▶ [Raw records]
-- start --
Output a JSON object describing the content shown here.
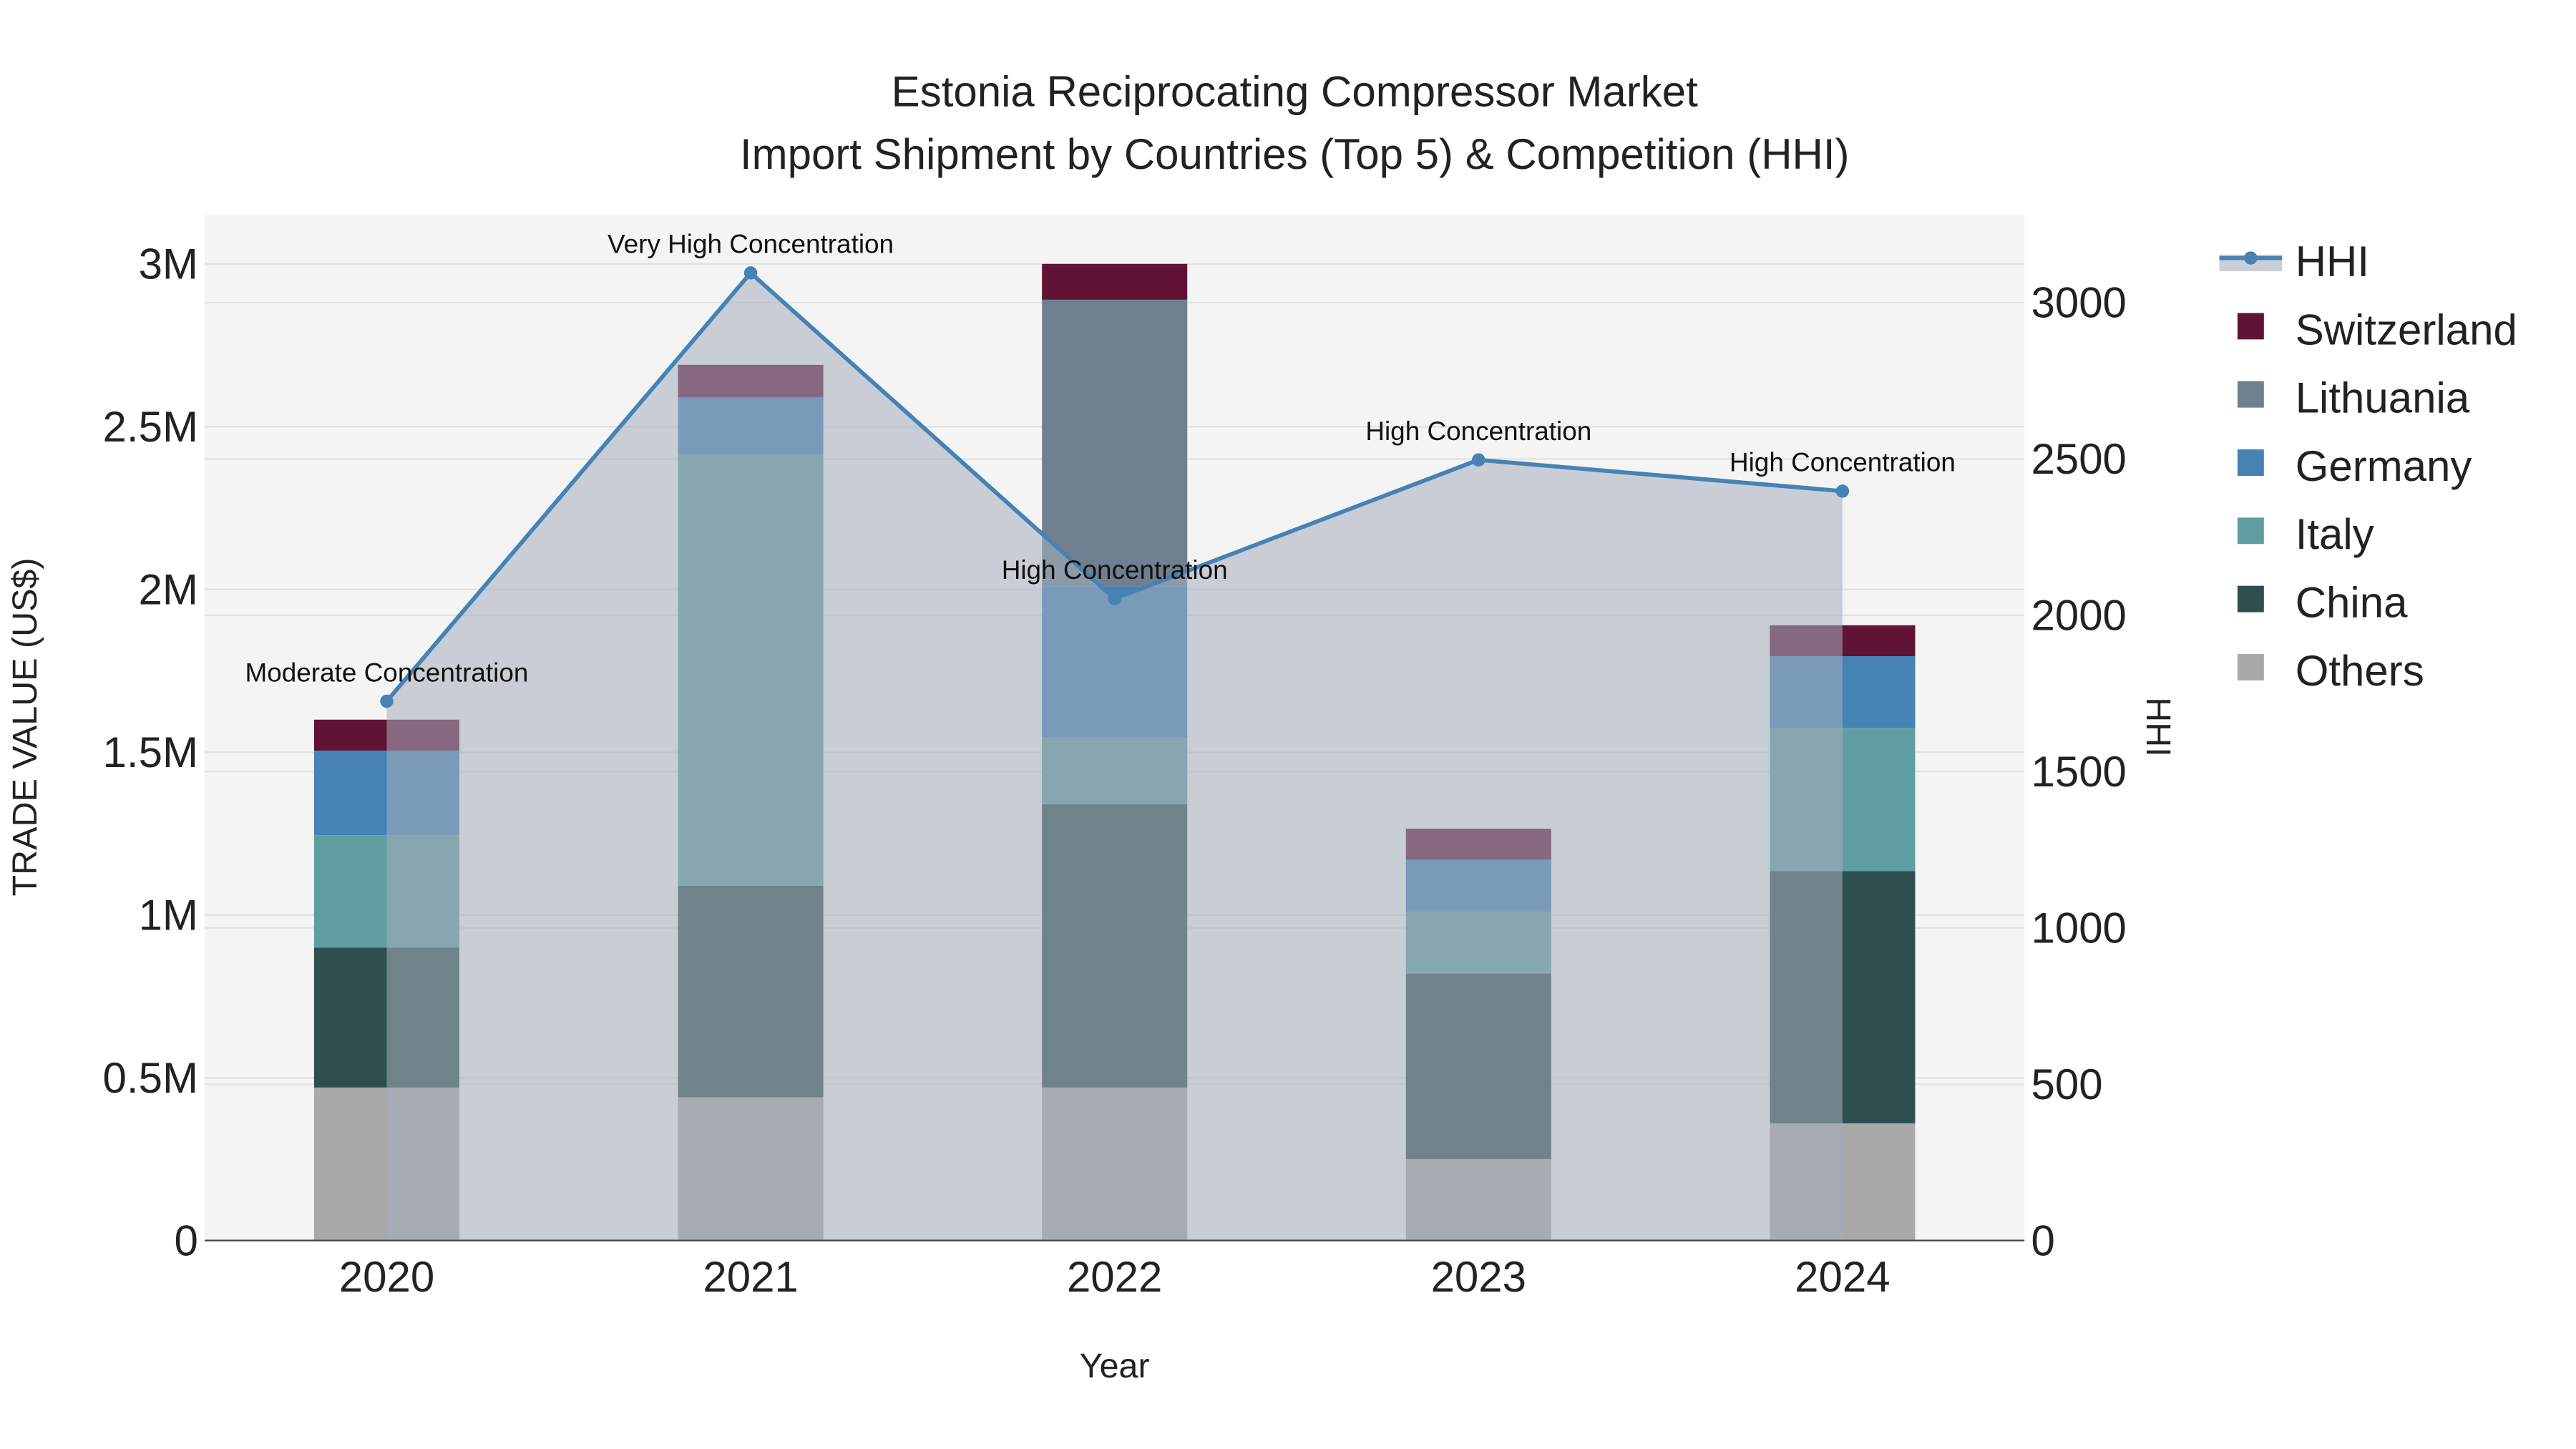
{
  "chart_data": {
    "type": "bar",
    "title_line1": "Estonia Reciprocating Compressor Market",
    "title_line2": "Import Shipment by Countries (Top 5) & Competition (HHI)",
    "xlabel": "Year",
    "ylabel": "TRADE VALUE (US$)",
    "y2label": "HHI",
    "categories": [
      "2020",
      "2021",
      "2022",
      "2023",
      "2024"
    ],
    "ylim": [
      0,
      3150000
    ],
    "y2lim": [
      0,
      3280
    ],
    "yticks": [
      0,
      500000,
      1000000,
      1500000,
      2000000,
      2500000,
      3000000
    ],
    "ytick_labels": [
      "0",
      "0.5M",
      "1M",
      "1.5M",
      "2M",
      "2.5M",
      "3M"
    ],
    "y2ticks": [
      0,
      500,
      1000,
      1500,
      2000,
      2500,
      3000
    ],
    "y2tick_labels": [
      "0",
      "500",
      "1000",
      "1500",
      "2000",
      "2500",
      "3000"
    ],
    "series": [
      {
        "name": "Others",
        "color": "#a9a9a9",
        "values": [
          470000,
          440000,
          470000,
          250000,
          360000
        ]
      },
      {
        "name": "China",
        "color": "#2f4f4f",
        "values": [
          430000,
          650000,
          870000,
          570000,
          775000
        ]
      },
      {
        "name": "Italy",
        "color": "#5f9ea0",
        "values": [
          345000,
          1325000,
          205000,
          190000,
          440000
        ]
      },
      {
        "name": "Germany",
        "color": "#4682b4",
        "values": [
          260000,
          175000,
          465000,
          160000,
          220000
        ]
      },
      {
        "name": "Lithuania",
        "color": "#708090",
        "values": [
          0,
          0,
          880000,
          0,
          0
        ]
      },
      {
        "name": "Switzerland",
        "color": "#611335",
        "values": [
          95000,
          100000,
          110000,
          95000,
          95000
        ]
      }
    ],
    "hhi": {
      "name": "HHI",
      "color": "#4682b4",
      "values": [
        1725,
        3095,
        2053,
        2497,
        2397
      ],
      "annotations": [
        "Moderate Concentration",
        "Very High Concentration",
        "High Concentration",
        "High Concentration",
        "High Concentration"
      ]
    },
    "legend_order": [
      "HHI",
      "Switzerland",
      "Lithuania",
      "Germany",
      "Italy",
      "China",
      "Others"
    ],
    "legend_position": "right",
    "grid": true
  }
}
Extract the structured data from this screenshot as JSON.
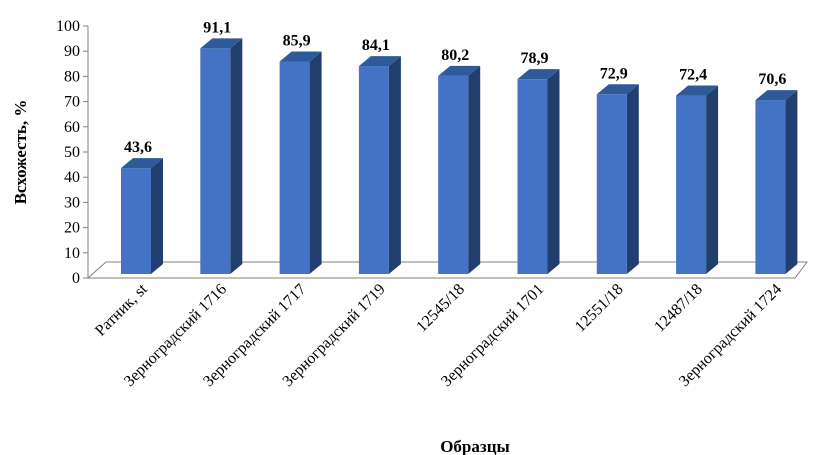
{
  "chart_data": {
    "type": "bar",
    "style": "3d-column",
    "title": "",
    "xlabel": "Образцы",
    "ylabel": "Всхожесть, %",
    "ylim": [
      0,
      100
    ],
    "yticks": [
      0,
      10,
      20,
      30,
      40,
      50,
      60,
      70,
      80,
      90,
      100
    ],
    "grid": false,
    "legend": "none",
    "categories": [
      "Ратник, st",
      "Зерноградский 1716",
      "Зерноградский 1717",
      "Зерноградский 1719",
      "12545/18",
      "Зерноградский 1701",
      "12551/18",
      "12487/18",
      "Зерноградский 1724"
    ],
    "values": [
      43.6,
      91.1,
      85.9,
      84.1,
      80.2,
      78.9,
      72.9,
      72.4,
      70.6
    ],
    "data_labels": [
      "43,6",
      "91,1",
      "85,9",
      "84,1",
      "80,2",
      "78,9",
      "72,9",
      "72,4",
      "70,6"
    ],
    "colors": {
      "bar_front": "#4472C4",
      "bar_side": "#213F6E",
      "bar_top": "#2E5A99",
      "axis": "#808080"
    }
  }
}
-- end --
▶ [Directions for this task] Pictures aside, set down the lines from the one containing "Extract the structured" through the end of the records above, exactly and only those.

▶ [Response to the task]
Extract the structured data from this screenshot as JSON.
{
  "chart_data": {
    "type": "bar",
    "style": "3d-column",
    "title": "",
    "xlabel": "Образцы",
    "ylabel": "Всхожесть, %",
    "ylim": [
      0,
      100
    ],
    "yticks": [
      0,
      10,
      20,
      30,
      40,
      50,
      60,
      70,
      80,
      90,
      100
    ],
    "grid": false,
    "legend": "none",
    "categories": [
      "Ратник, st",
      "Зерноградский 1716",
      "Зерноградский 1717",
      "Зерноградский 1719",
      "12545/18",
      "Зерноградский 1701",
      "12551/18",
      "12487/18",
      "Зерноградский 1724"
    ],
    "values": [
      43.6,
      91.1,
      85.9,
      84.1,
      80.2,
      78.9,
      72.9,
      72.4,
      70.6
    ],
    "data_labels": [
      "43,6",
      "91,1",
      "85,9",
      "84,1",
      "80,2",
      "78,9",
      "72,9",
      "72,4",
      "70,6"
    ],
    "colors": {
      "bar_front": "#4472C4",
      "bar_side": "#213F6E",
      "bar_top": "#2E5A99",
      "axis": "#808080"
    }
  }
}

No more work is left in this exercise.